## Text excerpt
-- -- --

Treating tenants deposits correctly for tax purposes
Many landlords and letting agents treat tenant deposits as straightforward income, but HMRC sees things rather differently. Getting this wrong can lead to unnecessary tax bills, penalties, and potential disputes with tenants. In this post, we’ll walk through how to treat deposits correctly for tax purposes and explain why it matters under UK tax law.
Why deposits aren’t income
The key principle is simple: a tenancy deposit isn’t yours to keep. It belongs to the tenant, and your role is to hold it in trust until the end of the tenancy. From a tax perspective, this distinction is crucial. Because the deposit remains the tenant’s money, it doesn’t form part of your taxable income when received.
HMRC’s Helpsheet HS223 (Income from Furnished Holiday Lettings) and general self-assessment guidance both confirm this treatment. If you’re a sole trader or partnership letting property, deposits held in accordance with the Deposit Protection Scheme regulations (which are compulsory in England, Wales, and Northern Ireland) are ring-fenced as protected money.
The golden rule: only record rent as income, not deposits.
Deductions from deposits and tax reporting
Where it gets trickier is when you make deductions from a deposit — for example, covering unpaid rent, damage beyond normal wear and tear, or cleaning costs. Once you use part of the deposit to cover actual losses, that sum becomes taxable income for you in the year you make the deduction.
Let’s say you receive a £1,000 deposit but at the end of the tenancy, the tenant leaves £400 worth of damage. When you make that £400 deduction and retain it (or offset it against money owed), you must declare it as income on your self-assessment tax return for that tax year. The remaining £600, if returned, stays outside your taxable income.

-- -- --

## Data excerpts
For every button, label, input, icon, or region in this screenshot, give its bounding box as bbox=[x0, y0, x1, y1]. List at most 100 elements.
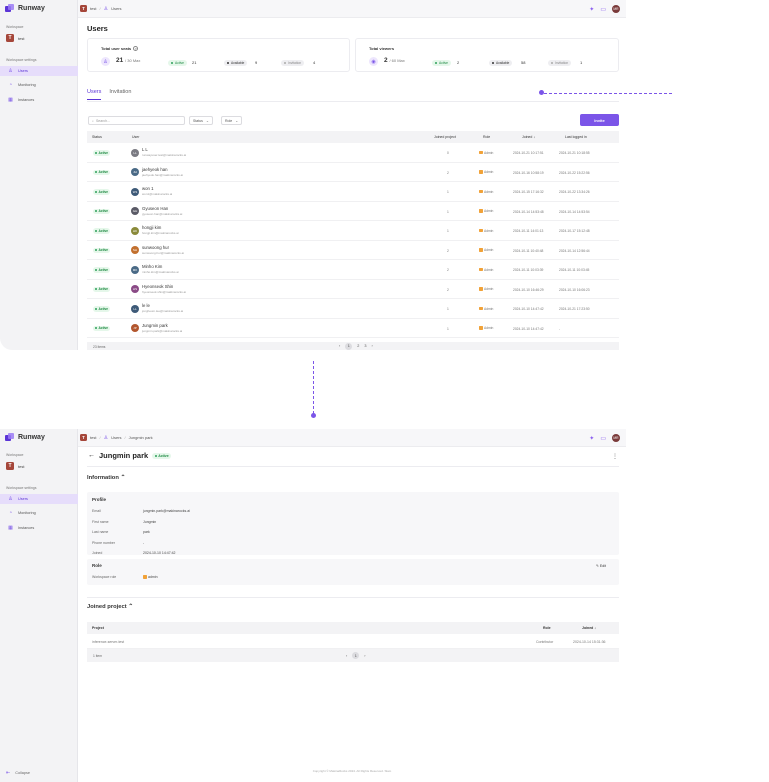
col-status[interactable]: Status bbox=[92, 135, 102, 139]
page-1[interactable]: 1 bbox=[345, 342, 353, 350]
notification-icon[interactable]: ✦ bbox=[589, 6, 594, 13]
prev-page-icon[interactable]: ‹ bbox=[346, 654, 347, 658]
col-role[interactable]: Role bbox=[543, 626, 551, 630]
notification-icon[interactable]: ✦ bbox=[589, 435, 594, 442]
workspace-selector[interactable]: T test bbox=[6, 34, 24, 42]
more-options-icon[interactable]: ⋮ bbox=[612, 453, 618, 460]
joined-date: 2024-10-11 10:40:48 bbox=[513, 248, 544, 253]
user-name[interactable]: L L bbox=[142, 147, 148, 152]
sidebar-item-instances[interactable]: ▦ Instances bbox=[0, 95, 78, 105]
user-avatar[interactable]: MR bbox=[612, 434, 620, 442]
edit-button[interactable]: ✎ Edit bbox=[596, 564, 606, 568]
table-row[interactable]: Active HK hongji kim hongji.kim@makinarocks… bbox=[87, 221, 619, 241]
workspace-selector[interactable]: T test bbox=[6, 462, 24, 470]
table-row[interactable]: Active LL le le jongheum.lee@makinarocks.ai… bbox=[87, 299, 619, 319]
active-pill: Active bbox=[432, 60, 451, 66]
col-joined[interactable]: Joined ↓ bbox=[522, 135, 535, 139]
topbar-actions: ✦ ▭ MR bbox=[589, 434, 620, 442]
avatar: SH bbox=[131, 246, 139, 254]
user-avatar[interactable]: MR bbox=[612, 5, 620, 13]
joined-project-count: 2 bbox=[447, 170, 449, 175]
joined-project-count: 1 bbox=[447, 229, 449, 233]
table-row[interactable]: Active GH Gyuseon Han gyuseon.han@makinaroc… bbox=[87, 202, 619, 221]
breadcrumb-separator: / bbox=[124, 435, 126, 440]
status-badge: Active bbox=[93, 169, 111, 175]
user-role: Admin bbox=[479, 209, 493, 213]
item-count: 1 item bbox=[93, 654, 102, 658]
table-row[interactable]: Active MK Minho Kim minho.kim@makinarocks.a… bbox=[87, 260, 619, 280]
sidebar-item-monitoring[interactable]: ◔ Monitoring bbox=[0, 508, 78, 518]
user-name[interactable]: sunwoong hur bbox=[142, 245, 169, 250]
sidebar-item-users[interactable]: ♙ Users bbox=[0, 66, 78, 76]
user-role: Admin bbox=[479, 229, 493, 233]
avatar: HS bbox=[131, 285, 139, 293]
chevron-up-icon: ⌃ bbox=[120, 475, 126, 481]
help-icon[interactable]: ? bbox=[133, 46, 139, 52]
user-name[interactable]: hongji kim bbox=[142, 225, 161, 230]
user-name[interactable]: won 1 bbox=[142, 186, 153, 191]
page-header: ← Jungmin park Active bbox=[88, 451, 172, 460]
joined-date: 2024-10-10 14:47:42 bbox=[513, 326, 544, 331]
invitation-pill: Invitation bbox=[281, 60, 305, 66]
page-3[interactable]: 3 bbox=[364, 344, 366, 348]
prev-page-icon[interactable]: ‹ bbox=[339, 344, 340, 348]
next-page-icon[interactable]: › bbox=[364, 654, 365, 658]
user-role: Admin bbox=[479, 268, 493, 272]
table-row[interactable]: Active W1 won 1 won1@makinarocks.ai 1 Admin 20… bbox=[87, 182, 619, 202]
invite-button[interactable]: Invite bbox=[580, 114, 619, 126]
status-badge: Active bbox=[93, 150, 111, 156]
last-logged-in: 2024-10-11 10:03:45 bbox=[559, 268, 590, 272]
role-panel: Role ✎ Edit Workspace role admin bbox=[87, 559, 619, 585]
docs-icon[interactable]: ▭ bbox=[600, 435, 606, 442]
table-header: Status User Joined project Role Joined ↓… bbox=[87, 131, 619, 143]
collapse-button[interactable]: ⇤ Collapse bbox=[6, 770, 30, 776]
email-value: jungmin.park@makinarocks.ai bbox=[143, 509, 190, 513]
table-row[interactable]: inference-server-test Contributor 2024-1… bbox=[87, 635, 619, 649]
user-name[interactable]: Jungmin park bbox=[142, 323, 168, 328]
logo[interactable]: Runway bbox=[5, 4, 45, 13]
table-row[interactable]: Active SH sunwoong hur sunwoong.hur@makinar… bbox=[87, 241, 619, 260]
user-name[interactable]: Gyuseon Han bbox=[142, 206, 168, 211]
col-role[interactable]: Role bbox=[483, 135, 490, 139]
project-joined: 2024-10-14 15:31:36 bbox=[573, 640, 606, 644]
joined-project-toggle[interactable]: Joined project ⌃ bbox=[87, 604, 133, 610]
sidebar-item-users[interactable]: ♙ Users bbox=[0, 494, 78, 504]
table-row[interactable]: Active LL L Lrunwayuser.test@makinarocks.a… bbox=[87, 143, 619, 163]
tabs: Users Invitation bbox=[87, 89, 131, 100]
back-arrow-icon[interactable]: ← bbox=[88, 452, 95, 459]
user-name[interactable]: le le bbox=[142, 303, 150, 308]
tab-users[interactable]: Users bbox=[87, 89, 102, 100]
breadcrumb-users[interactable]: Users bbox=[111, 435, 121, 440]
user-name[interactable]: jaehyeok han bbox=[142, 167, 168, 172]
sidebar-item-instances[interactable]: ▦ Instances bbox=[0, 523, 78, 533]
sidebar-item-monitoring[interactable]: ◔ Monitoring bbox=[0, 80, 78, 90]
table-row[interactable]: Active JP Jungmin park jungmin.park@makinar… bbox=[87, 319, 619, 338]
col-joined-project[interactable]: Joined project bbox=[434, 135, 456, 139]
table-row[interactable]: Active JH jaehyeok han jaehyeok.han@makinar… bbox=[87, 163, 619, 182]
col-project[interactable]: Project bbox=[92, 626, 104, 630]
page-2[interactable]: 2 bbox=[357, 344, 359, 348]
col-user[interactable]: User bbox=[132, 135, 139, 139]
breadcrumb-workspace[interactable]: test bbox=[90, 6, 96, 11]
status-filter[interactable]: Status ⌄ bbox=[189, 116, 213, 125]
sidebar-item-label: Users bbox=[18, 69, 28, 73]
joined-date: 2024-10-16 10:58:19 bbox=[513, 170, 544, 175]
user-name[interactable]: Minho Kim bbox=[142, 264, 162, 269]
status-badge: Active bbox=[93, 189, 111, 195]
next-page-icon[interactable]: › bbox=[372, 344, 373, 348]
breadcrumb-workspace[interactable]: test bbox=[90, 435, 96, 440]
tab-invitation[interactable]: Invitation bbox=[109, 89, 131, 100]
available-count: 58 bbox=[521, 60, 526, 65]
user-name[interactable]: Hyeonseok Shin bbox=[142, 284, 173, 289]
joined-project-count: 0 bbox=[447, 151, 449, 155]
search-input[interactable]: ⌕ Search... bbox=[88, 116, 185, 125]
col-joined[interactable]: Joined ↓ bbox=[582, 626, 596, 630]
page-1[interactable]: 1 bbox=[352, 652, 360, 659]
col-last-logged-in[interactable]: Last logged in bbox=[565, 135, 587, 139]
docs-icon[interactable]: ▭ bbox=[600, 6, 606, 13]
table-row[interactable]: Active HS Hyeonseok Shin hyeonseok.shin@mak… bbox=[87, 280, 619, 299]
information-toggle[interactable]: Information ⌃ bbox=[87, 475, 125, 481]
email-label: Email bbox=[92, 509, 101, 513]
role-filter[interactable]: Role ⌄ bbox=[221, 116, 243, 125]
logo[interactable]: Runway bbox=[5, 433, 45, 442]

-- -- --

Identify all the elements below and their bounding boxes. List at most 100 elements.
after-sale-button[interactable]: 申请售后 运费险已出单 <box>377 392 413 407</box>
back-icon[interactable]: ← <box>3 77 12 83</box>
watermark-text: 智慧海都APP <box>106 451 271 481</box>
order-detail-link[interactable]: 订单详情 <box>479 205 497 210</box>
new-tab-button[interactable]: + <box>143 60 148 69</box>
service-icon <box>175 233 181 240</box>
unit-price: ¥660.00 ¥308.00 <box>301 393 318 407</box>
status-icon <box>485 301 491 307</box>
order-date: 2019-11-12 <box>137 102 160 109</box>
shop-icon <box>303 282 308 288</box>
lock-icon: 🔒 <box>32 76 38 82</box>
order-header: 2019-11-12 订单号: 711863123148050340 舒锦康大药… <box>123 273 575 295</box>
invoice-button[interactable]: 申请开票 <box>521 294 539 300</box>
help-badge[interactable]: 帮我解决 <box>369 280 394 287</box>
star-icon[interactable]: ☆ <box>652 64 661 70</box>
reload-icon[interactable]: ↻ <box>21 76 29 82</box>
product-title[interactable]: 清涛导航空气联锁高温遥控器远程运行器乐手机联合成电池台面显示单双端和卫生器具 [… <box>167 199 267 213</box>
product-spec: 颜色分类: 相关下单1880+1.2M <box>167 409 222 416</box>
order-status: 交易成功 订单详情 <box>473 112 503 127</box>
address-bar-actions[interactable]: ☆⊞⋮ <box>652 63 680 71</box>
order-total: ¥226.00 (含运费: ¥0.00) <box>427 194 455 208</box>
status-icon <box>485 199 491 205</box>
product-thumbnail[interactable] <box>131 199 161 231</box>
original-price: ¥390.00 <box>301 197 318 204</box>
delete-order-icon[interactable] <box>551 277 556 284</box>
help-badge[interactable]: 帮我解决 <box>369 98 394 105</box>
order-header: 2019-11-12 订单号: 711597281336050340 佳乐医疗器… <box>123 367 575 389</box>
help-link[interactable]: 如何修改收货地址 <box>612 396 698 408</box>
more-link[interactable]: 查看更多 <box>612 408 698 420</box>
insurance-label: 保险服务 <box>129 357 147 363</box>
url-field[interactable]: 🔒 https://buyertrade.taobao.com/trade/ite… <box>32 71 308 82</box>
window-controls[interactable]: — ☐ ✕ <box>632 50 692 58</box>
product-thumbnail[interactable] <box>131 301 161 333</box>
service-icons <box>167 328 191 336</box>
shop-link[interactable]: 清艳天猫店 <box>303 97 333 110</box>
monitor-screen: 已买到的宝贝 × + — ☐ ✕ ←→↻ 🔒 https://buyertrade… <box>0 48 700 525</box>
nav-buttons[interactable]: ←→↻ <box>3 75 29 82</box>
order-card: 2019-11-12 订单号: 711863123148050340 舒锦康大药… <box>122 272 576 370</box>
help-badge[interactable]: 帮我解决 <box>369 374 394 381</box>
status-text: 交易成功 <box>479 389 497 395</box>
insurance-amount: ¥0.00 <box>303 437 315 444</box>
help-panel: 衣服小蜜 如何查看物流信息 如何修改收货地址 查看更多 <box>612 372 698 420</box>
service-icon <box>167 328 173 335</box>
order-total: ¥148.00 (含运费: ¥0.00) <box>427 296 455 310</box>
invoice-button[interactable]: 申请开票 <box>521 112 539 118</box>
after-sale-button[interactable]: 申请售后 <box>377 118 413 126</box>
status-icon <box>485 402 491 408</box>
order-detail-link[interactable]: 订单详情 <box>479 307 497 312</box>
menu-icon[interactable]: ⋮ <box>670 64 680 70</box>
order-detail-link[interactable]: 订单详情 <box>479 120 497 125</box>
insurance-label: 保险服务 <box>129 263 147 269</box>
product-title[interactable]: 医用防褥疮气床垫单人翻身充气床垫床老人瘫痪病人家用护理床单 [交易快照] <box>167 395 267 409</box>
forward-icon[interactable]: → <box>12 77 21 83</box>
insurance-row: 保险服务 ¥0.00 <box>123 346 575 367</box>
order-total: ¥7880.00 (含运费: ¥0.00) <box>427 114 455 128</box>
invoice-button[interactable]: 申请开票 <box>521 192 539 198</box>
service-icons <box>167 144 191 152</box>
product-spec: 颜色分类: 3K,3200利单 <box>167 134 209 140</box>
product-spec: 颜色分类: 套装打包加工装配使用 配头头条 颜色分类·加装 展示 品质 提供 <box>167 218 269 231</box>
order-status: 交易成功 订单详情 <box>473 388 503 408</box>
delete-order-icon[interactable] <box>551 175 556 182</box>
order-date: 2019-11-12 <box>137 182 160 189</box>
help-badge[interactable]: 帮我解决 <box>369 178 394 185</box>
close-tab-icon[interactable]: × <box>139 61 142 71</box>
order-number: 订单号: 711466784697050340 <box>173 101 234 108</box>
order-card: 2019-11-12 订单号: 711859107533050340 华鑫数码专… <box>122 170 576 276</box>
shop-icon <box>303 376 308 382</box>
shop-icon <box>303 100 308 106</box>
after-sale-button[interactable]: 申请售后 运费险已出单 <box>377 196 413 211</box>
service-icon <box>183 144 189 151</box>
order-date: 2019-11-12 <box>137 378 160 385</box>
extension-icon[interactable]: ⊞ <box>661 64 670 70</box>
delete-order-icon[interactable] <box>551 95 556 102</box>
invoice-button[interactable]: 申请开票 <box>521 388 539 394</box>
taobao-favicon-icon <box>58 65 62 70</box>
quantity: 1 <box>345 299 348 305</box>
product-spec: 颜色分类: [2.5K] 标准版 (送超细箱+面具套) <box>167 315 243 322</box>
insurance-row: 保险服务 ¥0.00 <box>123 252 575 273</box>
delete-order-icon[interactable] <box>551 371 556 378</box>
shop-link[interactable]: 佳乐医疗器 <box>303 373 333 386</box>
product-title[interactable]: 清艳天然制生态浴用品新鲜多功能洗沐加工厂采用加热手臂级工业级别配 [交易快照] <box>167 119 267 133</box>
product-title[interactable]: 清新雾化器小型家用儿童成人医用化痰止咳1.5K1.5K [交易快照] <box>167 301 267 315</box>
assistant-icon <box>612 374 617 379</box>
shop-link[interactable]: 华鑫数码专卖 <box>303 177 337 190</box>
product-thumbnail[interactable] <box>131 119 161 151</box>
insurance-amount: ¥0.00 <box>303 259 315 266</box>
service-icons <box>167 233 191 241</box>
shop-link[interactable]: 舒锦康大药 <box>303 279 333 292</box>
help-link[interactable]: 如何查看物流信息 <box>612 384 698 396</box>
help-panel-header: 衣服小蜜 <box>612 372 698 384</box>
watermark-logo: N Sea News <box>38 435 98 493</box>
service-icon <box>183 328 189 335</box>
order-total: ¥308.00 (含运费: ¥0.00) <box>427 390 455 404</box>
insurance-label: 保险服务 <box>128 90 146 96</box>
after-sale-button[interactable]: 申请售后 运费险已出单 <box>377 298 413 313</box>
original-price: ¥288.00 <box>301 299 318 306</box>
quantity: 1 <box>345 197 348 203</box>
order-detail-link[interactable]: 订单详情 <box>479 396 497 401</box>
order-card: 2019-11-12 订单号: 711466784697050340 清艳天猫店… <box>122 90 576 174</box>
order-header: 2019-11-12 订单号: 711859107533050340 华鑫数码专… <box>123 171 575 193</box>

-- -- --

## Tasks
1) Can you update the part of the tenant deposits text that opens with the words containing "The golden rule: only" and closes with "make the deduction.", replacing "taxable income" with "assessable income"?
2) Will you write out, character for character, the part of the records that opens with the line containing "Identify all the" and closes with the line containing "insurance-label: 保险服务 <box>129 357", including both of those lines?

## Solutions below
1)
The golden rule: only record rent as income, not deposits.
Deductions from deposits and tax reporting
Where it gets trickier is when you make deductions from a deposit — for example, covering unpaid rent, damage beyond normal wear and tear, or cleaning costs. Once you use part of the deposit to cover actual losses, that sum becomes assessable income for you in the year you make the deduction.

2)
Identify all the elements below and their bounding boxes. List at most 100 elements.
after-sale-button[interactable]: 申请售后 运费险已出单 <box>377 392 413 407</box>
back-icon[interactable]: ← <box>3 77 12 83</box>
watermark-text: 智慧海都APP <box>106 451 271 481</box>
order-detail-link[interactable]: 订单详情 <box>479 205 497 210</box>
new-tab-button[interactable]: + <box>143 60 148 69</box>
service-icon <box>175 233 181 240</box>
unit-price: ¥660.00 ¥308.00 <box>301 393 318 407</box>
status-icon <box>485 301 491 307</box>
order-date: 2019-11-12 <box>137 102 160 109</box>
shop-icon <box>303 282 308 288</box>
lock-icon: 🔒 <box>32 76 38 82</box>
order-header: 2019-11-12 订单号: 711863123148050340 舒锦康大药… <box>123 273 575 295</box>
invoice-button[interactable]: 申请开票 <box>521 294 539 300</box>
help-badge[interactable]: 帮我解决 <box>369 280 394 287</box>
star-icon[interactable]: ☆ <box>652 64 661 70</box>
reload-icon[interactable]: ↻ <box>21 76 29 82</box>
product-title[interactable]: 清涛导航空气联锁高温遥控器远程运行器乐手机联合成电池台面显示单双端和卫生器具 [… <box>167 199 267 213</box>
product-spec: 颜色分类: 相关下单1880+1.2M <box>167 409 222 416</box>
order-status: 交易成功 订单详情 <box>473 112 503 127</box>
address-bar-actions[interactable]: ☆⊞⋮ <box>652 63 680 71</box>
order-total: ¥226.00 (含运费: ¥0.00) <box>427 194 455 208</box>
status-icon <box>485 199 491 205</box>
product-thumbnail[interactable] <box>131 199 161 231</box>
original-price: ¥390.00 <box>301 197 318 204</box>
delete-order-icon[interactable] <box>551 277 556 284</box>
help-badge[interactable]: 帮我解决 <box>369 98 394 105</box>
order-header: 2019-11-12 订单号: 711597281336050340 佳乐医疗器… <box>123 367 575 389</box>
help-link[interactable]: 如何修改收货地址 <box>612 396 698 408</box>
more-link[interactable]: 查看更多 <box>612 408 698 420</box>
insurance-label: 保险服务 <box>129 357 147 363</box>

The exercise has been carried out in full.